Search the data for the word "JSON". Reproduce every line where it is found.

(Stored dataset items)
= = = = =

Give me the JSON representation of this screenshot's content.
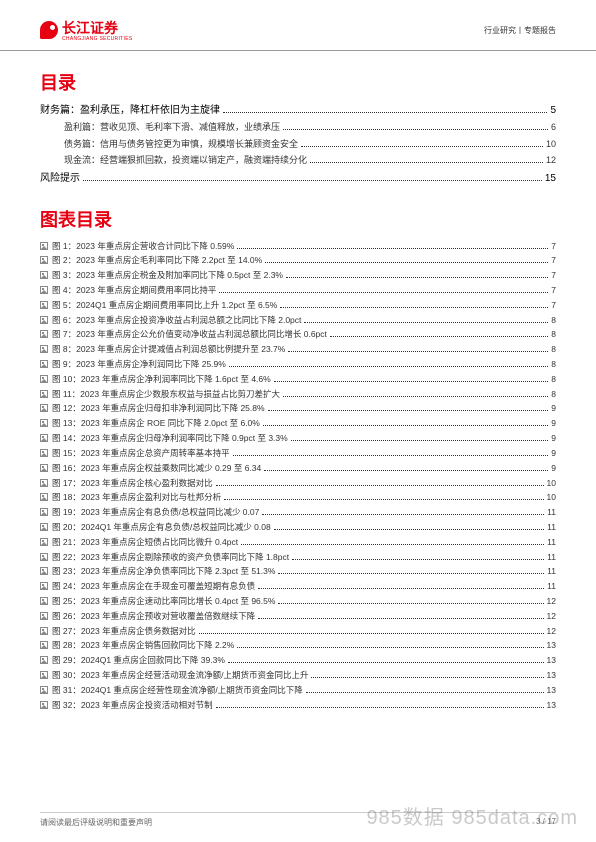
{
  "header": {
    "logo_main": "长江证券",
    "logo_sub": "CHANGJIANG SECURITIES",
    "right_text": "行业研究丨专题报告"
  },
  "toc_title": "目录",
  "toc": [
    {
      "level": 1,
      "label": "财务篇：盈利承压，降杠杆依旧为主旋律",
      "page": "5"
    },
    {
      "level": 2,
      "label": "盈利篇：营收见顶、毛利率下滑、减值释放，业绩承压",
      "page": "6"
    },
    {
      "level": 2,
      "label": "债务篇：信用与债务管控更为审慎，规模增长兼顾资金安全",
      "page": "10"
    },
    {
      "level": 2,
      "label": "现金流：经营端狠抓回款，投资端以销定产，融资端持续分化",
      "page": "12"
    },
    {
      "level": 1,
      "label": "风险提示",
      "page": "15"
    }
  ],
  "fig_title": "图表目录",
  "figs": [
    {
      "label": "图 1：2023 年重点房企营收合计同比下降 0.59%",
      "page": "7"
    },
    {
      "label": "图 2：2023 年重点房企毛利率同比下降 2.2pct 至 14.0%",
      "page": "7"
    },
    {
      "label": "图 3：2023 年重点房企税金及附加率同比下降 0.5pct 至 2.3%",
      "page": "7"
    },
    {
      "label": "图 4：2023 年重点房企期间费用率同比持平",
      "page": "7"
    },
    {
      "label": "图 5：2024Q1 重点房企期间费用率同比上升 1.2pct 至 6.5%",
      "page": "7"
    },
    {
      "label": "图 6：2023 年重点房企投资净收益占利润总额之比同比下降 2.0pct",
      "page": "8"
    },
    {
      "label": "图 7：2023 年重点房企公允价值变动净收益占利润总额比同比增长 0.6pct",
      "page": "8"
    },
    {
      "label": "图 8：2023 年重点房企计提减值占利润总额比例提升至 23.7%",
      "page": "8"
    },
    {
      "label": "图 9：2023 年重点房企净利润同比下降 25.9%",
      "page": "8"
    },
    {
      "label": "图 10：2023 年重点房企净利润率同比下降 1.6pct 至 4.6%",
      "page": "8"
    },
    {
      "label": "图 11：2023 年重点房企少数股东权益与损益占比剪刀差扩大",
      "page": "8"
    },
    {
      "label": "图 12：2023 年重点房企归母扣非净利润同比下降 25.8%",
      "page": "9"
    },
    {
      "label": "图 13：2023 年重点房企 ROE 同比下降 2.0pct 至 6.0%",
      "page": "9"
    },
    {
      "label": "图 14：2023 年重点房企归母净利润率同比下降 0.9pct 至 3.3%",
      "page": "9"
    },
    {
      "label": "图 15：2023 年重点房企总资产周转率基本持平",
      "page": "9"
    },
    {
      "label": "图 16：2023 年重点房企权益乘数同比减少 0.29 至 6.34",
      "page": "9"
    },
    {
      "label": "图 17：2023 年重点房企核心盈利数据对比",
      "page": "10"
    },
    {
      "label": "图 18：2023 年重点房企盈利对比与杜邦分析",
      "page": "10"
    },
    {
      "label": "图 19：2023 年重点房企有息负债/总权益同比减少 0.07",
      "page": "11"
    },
    {
      "label": "图 20：2024Q1 年重点房企有息负债/总权益同比减少 0.08",
      "page": "11"
    },
    {
      "label": "图 21：2023 年重点房企短债占比同比微升 0.4pct",
      "page": "11"
    },
    {
      "label": "图 22：2023 年重点房企剔除预收的资产负债率同比下降 1.8pct",
      "page": "11"
    },
    {
      "label": "图 23：2023 年重点房企净负债率同比下降 2.3pct 至 51.3%",
      "page": "11"
    },
    {
      "label": "图 24：2023 年重点房企在手现金可覆盖短期有息负债",
      "page": "11"
    },
    {
      "label": "图 25：2023 年重点房企速动比率同比增长 0.4pct 至 96.5%",
      "page": "12"
    },
    {
      "label": "图 26：2023 年重点房企预收对营收覆盖倍数继续下降",
      "page": "12"
    },
    {
      "label": "图 27：2023 年重点房企债务数据对比",
      "page": "12"
    },
    {
      "label": "图 28：2023 年重点房企销售回款同比下降 2.2%",
      "page": "13"
    },
    {
      "label": "图 29：2024Q1 重点房企回款同比下降 39.3%",
      "page": "13"
    },
    {
      "label": "图 30：2023 年重点房企经营活动现金流净额/上期货币资金同比上升",
      "page": "13"
    },
    {
      "label": "图 31：2024Q1 重点房企经营性现金流净额/上期货币资金同比下降",
      "page": "13"
    },
    {
      "label": "图 32：2023 年重点房企投资活动相对节制",
      "page": "13"
    }
  ],
  "footer": {
    "left": "请阅读最后评级说明和重要声明",
    "right": "3 / 17"
  },
  "watermark": "985数据  985data.com"
}
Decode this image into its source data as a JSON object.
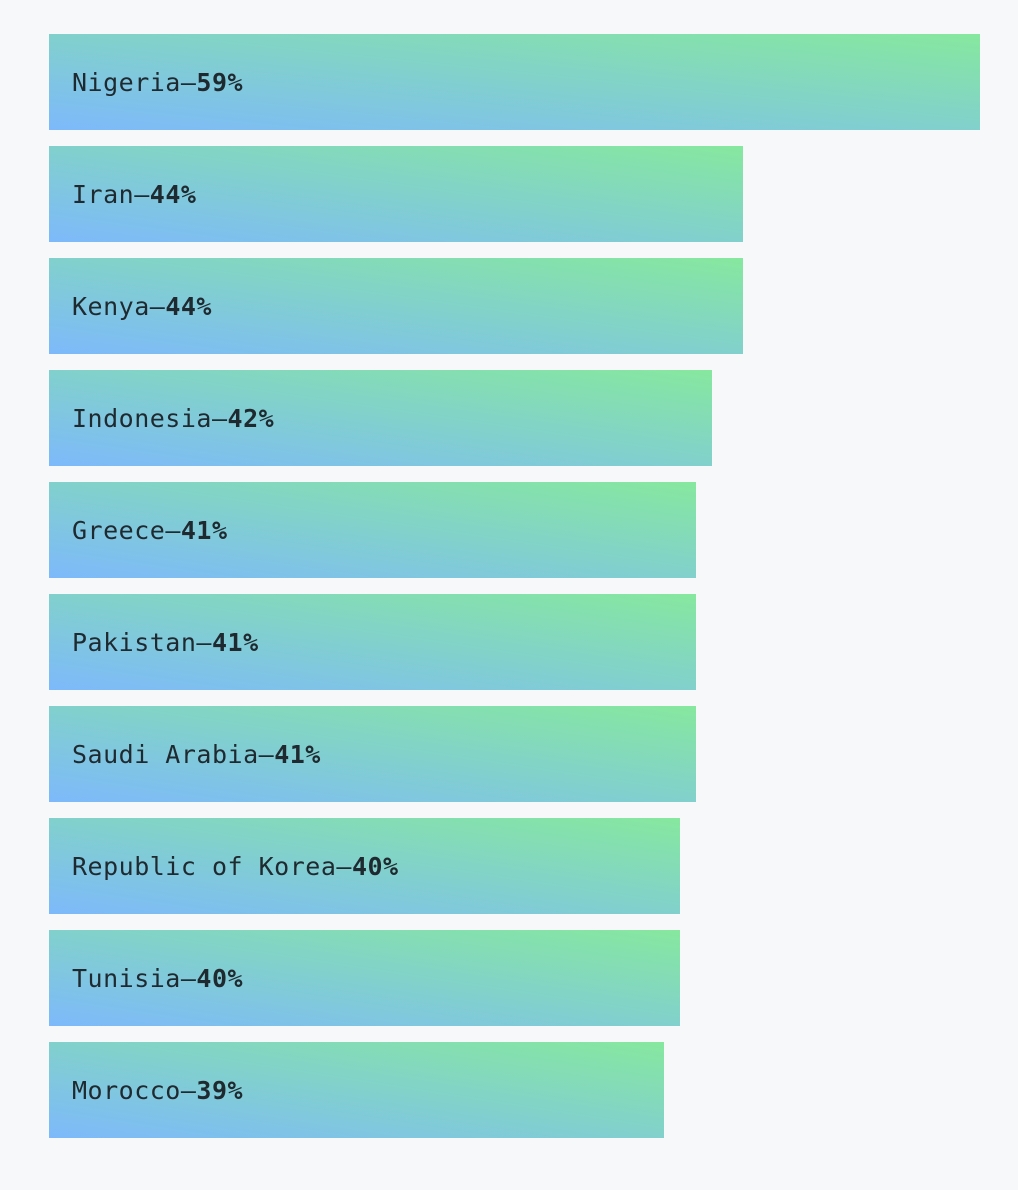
{
  "chart_data": {
    "type": "bar",
    "orientation": "horizontal",
    "separator": " – ",
    "unit": "%",
    "categories": [
      "Nigeria",
      "Iran",
      "Kenya",
      "Indonesia",
      "Greece",
      "Pakistan",
      "Saudi Arabia",
      "Republic of Korea",
      "Tunisia",
      "Morocco"
    ],
    "values": [
      59,
      44,
      44,
      42,
      41,
      41,
      41,
      40,
      40,
      39
    ],
    "value_labels": [
      "59%",
      "44%",
      "44%",
      "42%",
      "41%",
      "41%",
      "41%",
      "40%",
      "40%",
      "39%"
    ],
    "xlim": [
      0,
      59
    ],
    "grid": false,
    "legend": "none",
    "colors": {
      "gradient_start": "#7db9fb",
      "gradient_end": "#86e89e",
      "background": "#f6f8fa",
      "text": "#1f2a30"
    }
  }
}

= = = = =

[Response to the task]
Give me the JSON representation of this screenshot's content.
Decode this image into its source data as a JSON object.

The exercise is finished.